What is being asked: Search the records below for the word "title" and show every line where it occurs.

Data:
[start]
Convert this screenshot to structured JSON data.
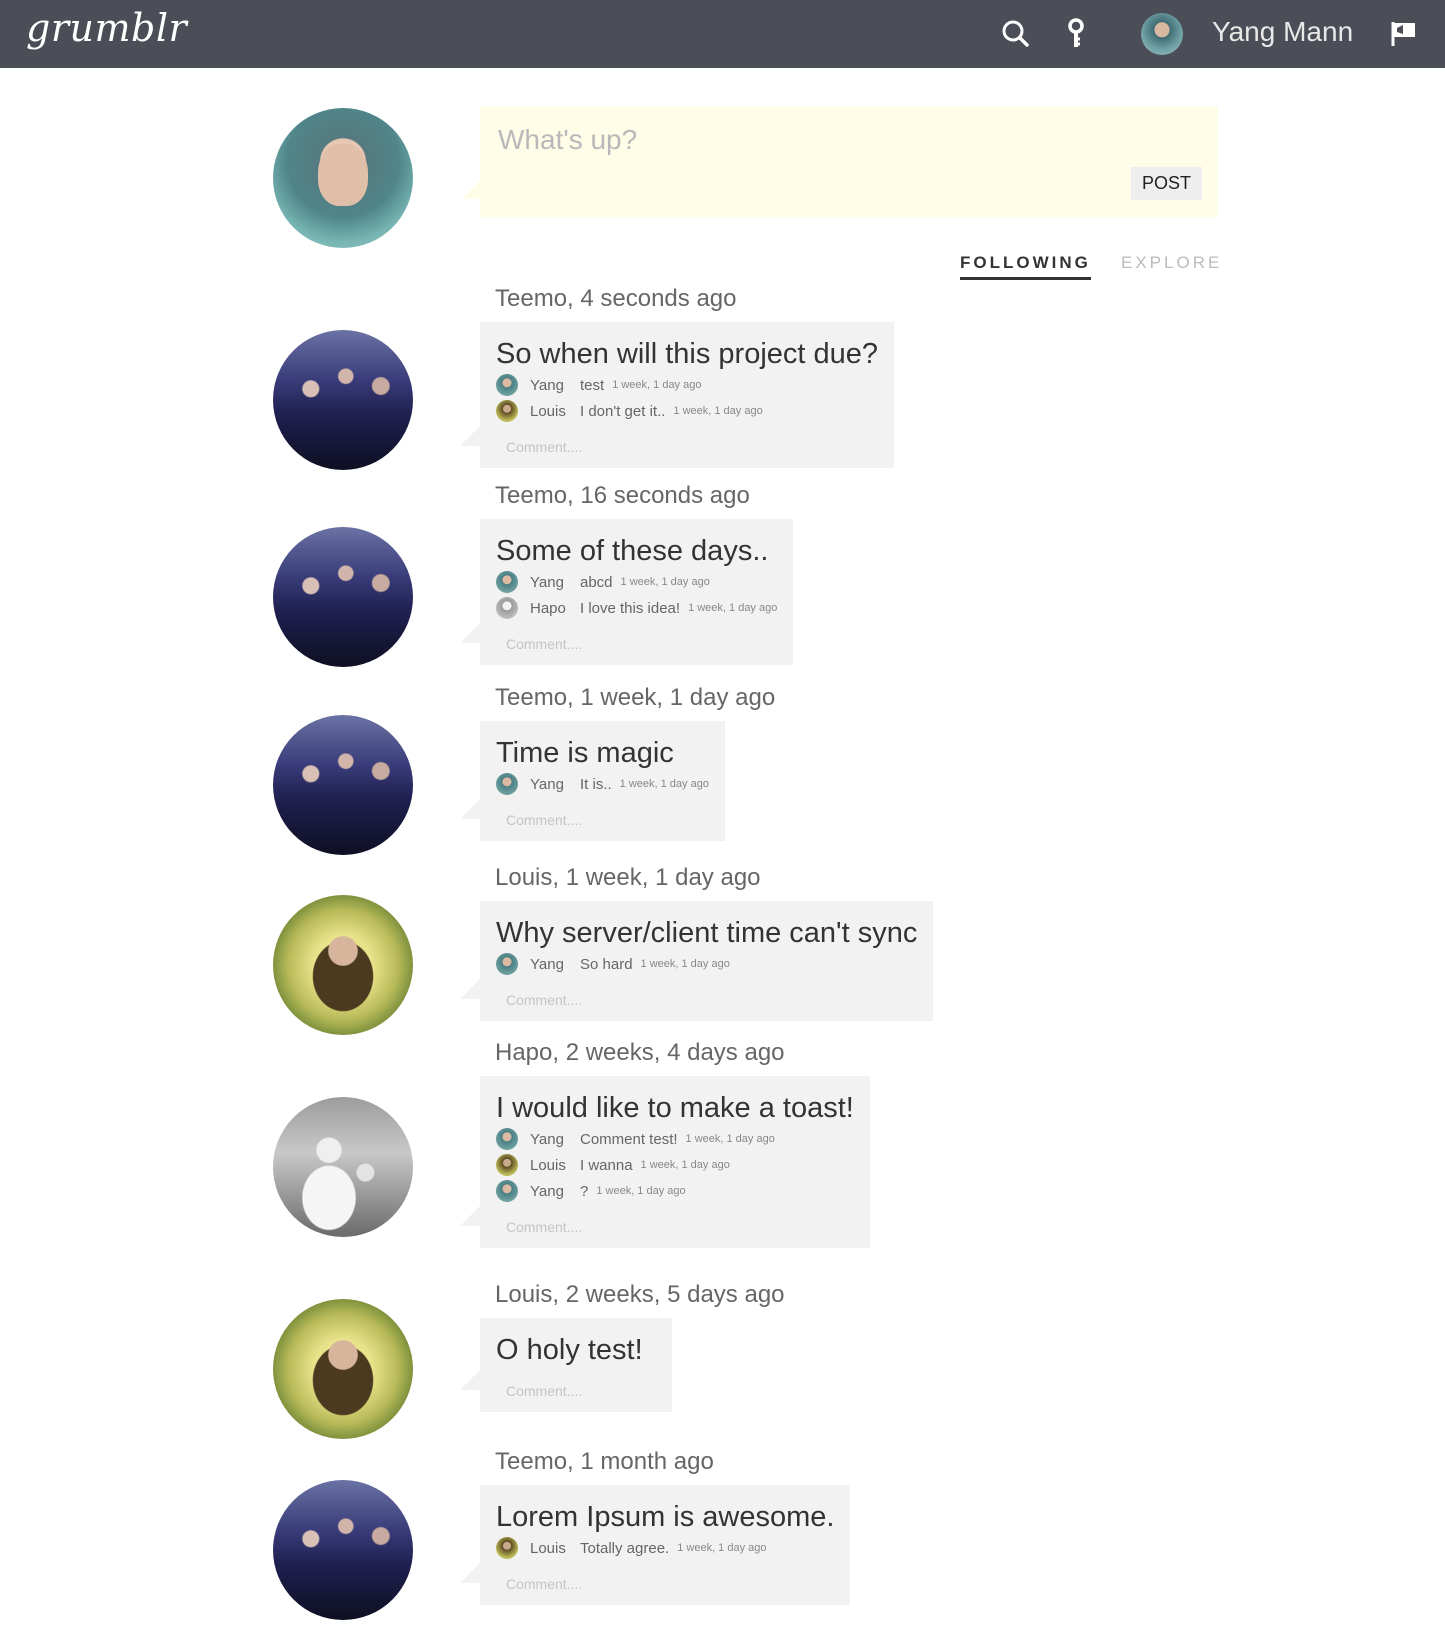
{
  "app": {
    "logo": "grumblr"
  },
  "header": {
    "search_icon": "search-icon",
    "key_icon": "key-icon",
    "user_name": "Yang Mann",
    "flag_icon": "flag-icon"
  },
  "composer": {
    "placeholder": "What's up?",
    "post_label": "POST"
  },
  "tabs": {
    "following": "FOLLOWING",
    "explore": "EXPLORE"
  },
  "comment_placeholder": "Comment....",
  "posts": [
    {
      "meta": "Teemo, 4 seconds ago",
      "title": "So when will this project due?",
      "comments": [
        {
          "author": "Yang",
          "text": "test",
          "time": "1 week, 1 day ago"
        },
        {
          "author": "Louis",
          "text": "I don't get it..",
          "time": "1 week, 1 day ago"
        }
      ]
    },
    {
      "meta": "Teemo, 16 seconds ago",
      "title": "Some of these days..",
      "comments": [
        {
          "author": "Yang",
          "text": "abcd",
          "time": "1 week, 1 day ago"
        },
        {
          "author": "Hapo",
          "text": "I love this idea!",
          "time": "1 week, 1 day ago"
        }
      ]
    },
    {
      "meta": "Teemo, 1 week, 1 day ago",
      "title": "Time is magic",
      "comments": [
        {
          "author": "Yang",
          "text": "It is..",
          "time": "1 week, 1 day ago"
        }
      ]
    },
    {
      "meta": "Louis, 1 week, 1 day ago",
      "title": "Why server/client time can't sync",
      "comments": [
        {
          "author": "Yang",
          "text": "So hard",
          "time": "1 week, 1 day ago"
        }
      ]
    },
    {
      "meta": "Hapo, 2 weeks, 4 days ago",
      "title": "I would like to make a toast!",
      "comments": [
        {
          "author": "Yang",
          "text": "Comment test!",
          "time": "1 week, 1 day ago"
        },
        {
          "author": "Louis",
          "text": "I wanna",
          "time": "1 week, 1 day ago"
        },
        {
          "author": "Yang",
          "text": "?",
          "time": "1 week, 1 day ago"
        }
      ]
    },
    {
      "meta": "Louis, 2 weeks, 5 days ago",
      "title": "O holy test!",
      "comments": []
    },
    {
      "meta": "Teemo, 1 month ago",
      "title": "Lorem Ipsum is awesome.",
      "comments": [
        {
          "author": "Louis",
          "text": "Totally agree.",
          "time": "1 week, 1 day ago"
        }
      ]
    }
  ]
}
[end]
Exercise output:
      "title": "So when will this project due?",
      "title": "Some of these days..",
      "title": "Time is magic",
      "title": "Why server/client time can't sync",
      "title": "I would like to make a toast!",
      "title": "O holy test!",
      "title": "Lorem Ipsum is awesome.",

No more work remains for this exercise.